--- begin Data in this exercise ---

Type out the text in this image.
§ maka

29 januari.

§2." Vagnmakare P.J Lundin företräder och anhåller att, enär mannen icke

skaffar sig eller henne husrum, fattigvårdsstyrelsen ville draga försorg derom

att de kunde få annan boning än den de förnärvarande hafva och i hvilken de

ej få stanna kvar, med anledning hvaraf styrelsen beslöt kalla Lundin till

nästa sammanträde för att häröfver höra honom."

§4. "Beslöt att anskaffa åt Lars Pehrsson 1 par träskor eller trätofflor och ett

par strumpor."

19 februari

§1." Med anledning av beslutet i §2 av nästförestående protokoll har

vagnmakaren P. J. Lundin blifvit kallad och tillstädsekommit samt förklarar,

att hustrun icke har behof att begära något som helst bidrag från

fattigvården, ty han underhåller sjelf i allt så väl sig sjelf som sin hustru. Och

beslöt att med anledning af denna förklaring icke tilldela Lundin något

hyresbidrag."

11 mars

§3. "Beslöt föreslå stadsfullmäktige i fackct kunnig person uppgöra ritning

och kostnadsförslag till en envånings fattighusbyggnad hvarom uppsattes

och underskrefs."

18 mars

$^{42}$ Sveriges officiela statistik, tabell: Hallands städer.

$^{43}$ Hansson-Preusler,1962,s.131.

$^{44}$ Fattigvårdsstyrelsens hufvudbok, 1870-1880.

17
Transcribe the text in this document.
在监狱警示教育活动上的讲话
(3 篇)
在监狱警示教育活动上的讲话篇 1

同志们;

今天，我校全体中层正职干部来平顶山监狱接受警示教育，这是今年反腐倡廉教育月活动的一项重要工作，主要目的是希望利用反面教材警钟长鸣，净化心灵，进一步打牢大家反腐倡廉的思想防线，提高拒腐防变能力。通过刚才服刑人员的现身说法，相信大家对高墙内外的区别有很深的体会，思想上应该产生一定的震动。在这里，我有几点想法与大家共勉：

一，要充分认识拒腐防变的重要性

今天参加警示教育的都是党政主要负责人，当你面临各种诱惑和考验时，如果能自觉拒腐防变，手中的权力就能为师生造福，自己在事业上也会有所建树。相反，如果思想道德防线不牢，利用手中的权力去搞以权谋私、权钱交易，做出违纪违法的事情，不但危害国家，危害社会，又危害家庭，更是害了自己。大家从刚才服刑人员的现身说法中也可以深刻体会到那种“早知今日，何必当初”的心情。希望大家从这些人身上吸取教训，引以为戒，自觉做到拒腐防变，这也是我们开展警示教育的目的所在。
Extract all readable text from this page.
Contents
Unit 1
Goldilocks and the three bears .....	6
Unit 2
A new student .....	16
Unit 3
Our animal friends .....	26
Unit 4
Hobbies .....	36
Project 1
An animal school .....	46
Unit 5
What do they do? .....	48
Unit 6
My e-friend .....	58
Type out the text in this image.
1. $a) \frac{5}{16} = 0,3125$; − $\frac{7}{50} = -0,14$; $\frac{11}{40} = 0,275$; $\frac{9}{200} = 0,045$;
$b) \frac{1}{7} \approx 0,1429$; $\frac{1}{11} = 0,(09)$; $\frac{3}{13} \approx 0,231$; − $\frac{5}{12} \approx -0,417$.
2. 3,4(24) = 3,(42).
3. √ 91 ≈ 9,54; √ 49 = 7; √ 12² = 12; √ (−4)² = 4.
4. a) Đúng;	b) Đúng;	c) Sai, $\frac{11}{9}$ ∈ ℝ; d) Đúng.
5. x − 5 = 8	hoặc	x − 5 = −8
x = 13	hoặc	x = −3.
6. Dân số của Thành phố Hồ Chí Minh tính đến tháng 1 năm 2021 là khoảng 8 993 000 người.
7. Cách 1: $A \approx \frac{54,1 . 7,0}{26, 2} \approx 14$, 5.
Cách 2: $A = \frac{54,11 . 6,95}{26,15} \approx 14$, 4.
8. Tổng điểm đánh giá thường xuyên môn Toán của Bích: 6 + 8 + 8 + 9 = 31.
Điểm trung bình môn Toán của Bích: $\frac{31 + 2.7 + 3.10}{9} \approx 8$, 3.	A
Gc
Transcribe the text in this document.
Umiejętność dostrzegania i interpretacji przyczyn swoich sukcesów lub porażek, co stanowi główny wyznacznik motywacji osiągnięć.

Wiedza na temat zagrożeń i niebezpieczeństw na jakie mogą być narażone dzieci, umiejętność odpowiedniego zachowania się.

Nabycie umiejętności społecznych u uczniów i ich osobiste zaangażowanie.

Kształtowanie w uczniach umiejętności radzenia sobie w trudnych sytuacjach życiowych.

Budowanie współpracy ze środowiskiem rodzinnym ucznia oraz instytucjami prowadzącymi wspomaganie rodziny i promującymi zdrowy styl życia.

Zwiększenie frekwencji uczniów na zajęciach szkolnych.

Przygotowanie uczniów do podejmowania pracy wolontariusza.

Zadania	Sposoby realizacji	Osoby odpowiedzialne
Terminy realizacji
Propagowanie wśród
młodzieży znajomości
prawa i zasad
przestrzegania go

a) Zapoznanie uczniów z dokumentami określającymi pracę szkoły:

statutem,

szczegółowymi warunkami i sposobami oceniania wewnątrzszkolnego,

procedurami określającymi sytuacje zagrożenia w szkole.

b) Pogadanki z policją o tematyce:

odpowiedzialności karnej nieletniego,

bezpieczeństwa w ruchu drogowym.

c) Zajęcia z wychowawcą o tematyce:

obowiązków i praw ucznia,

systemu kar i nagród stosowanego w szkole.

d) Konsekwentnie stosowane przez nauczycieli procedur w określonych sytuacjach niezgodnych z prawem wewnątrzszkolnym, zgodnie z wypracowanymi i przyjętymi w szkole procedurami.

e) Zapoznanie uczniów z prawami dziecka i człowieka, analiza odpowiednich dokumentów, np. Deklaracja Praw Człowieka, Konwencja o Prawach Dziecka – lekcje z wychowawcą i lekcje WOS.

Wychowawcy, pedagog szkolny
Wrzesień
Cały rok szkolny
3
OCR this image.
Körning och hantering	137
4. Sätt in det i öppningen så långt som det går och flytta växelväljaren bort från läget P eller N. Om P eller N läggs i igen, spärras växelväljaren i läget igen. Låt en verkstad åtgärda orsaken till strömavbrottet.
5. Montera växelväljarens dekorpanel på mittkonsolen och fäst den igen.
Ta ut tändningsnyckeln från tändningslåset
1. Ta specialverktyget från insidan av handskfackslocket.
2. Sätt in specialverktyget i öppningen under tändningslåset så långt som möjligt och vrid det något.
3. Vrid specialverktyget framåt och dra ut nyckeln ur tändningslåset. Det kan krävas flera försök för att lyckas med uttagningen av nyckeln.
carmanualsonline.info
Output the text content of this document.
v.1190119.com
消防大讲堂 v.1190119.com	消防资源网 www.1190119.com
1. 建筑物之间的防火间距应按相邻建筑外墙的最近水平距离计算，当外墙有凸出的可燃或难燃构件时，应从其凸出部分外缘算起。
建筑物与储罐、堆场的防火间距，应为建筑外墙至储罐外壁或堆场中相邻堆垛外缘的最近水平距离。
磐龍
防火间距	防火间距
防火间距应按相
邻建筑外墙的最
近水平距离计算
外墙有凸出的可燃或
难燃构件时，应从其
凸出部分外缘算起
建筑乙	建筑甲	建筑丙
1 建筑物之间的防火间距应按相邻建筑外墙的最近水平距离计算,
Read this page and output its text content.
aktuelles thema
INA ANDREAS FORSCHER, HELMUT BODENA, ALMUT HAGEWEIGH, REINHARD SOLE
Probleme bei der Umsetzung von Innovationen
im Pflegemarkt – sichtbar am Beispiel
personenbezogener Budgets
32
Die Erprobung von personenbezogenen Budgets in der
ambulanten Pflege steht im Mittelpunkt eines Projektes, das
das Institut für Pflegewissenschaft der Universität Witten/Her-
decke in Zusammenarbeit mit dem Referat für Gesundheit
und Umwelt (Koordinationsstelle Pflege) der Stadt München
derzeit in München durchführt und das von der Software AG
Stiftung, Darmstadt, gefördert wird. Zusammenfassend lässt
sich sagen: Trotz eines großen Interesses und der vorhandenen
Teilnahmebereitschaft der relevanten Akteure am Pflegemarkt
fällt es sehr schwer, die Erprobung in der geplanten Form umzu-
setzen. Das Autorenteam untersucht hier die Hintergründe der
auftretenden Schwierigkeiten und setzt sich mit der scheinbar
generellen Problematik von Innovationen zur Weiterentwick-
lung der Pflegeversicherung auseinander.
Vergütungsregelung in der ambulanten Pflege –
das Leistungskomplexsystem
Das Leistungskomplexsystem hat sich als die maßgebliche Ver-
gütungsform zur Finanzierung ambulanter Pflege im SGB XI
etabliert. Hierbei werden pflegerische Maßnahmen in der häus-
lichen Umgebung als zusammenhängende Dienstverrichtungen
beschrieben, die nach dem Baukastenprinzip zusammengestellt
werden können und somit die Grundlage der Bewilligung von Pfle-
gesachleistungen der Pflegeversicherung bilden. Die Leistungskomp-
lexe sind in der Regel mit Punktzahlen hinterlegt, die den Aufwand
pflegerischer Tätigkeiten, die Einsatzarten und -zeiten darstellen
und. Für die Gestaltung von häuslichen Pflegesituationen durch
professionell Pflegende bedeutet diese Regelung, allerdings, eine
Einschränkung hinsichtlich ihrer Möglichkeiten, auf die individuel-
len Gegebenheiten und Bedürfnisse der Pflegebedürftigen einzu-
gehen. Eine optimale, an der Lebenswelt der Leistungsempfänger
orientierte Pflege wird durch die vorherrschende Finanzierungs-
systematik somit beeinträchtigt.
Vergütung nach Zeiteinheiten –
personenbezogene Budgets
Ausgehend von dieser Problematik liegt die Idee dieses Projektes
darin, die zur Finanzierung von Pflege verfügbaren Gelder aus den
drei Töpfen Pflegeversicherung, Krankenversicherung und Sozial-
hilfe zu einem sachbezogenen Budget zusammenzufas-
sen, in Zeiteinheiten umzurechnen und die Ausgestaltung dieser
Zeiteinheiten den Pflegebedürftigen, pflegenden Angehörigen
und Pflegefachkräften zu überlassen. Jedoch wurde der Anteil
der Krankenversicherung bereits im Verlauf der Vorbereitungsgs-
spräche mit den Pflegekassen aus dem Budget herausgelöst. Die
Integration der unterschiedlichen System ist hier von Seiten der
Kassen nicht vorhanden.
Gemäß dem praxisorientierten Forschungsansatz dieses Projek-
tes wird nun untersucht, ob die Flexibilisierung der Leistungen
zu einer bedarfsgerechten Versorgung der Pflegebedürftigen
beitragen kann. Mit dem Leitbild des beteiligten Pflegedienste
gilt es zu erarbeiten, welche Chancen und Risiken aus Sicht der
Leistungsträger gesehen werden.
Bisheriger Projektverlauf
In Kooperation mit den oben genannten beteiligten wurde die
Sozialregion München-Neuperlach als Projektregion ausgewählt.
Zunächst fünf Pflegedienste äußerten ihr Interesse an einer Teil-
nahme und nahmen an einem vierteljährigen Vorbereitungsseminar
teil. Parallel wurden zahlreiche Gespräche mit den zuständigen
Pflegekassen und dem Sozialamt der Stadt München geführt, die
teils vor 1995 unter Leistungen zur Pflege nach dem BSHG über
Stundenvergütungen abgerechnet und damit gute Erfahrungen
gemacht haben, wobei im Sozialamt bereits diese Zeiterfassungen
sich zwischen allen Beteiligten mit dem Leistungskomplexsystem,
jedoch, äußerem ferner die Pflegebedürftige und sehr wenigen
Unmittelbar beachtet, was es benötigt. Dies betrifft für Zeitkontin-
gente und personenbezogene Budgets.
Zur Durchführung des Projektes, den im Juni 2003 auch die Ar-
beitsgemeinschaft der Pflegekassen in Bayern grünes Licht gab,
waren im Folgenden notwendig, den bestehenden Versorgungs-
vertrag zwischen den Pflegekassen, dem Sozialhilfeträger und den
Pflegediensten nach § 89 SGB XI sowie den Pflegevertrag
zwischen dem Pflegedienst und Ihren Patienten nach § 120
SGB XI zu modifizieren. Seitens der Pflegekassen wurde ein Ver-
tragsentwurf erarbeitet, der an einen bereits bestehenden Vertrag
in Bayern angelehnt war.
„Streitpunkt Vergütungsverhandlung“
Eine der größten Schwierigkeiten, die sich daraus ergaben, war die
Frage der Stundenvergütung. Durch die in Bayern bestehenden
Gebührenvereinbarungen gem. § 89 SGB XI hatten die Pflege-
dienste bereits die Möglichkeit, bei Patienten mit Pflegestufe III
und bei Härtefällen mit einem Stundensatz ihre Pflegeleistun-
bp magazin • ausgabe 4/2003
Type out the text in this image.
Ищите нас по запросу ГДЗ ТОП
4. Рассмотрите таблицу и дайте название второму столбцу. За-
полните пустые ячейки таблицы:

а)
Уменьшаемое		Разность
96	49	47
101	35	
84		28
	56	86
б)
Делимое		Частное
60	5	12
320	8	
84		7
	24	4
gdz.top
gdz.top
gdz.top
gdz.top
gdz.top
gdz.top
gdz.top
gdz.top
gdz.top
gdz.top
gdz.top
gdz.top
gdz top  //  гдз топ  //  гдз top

--- end Data in this exercise ---

**Set task:**
Search the lines above for the string "page", then show every one that has it.

**Answer to the task:**
Extract all readable text from this page.
Read this page and output its text content.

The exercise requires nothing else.